*JOB*
From the records, pick out and copy each line containing "triangle".

##############################

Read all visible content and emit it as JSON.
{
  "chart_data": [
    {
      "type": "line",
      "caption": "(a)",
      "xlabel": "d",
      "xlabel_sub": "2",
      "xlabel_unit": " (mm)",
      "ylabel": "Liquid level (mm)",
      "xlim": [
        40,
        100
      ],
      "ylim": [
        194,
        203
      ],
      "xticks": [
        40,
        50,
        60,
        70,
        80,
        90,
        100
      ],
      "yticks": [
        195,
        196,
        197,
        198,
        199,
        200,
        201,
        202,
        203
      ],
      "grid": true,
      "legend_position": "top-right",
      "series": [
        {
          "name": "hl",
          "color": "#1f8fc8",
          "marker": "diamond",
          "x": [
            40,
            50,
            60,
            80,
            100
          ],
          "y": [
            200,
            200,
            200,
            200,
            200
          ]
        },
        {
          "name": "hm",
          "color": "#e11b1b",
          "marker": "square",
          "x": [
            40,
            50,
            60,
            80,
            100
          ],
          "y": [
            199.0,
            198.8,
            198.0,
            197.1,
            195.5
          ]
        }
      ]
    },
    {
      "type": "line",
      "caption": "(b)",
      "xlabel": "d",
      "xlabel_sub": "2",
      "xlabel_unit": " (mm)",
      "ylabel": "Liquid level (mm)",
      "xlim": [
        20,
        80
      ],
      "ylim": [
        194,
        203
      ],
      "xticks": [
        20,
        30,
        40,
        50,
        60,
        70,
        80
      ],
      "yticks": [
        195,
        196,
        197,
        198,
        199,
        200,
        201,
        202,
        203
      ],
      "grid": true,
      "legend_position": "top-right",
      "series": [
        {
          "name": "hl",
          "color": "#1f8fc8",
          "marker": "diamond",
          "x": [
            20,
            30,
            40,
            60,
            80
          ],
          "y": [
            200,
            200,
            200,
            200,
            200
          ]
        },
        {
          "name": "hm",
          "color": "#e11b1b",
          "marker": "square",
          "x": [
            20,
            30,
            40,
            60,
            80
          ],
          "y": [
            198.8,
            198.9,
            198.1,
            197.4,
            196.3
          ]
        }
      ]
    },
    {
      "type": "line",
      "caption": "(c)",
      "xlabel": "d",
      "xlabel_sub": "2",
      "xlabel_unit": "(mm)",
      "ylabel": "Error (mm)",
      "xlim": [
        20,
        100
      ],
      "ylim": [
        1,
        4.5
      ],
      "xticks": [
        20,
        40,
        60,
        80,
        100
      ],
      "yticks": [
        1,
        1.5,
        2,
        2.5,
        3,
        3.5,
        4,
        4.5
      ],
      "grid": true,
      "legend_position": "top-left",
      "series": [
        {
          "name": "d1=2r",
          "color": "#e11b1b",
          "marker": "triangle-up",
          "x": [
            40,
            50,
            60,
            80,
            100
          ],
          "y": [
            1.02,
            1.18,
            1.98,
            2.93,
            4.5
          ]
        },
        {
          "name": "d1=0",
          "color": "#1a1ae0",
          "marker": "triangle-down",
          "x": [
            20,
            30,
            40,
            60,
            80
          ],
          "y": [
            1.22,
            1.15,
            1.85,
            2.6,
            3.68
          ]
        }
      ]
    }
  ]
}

##############################

*TASK SOLUTION*
          "marker": "triangle-up",
          "marker": "triangle-down",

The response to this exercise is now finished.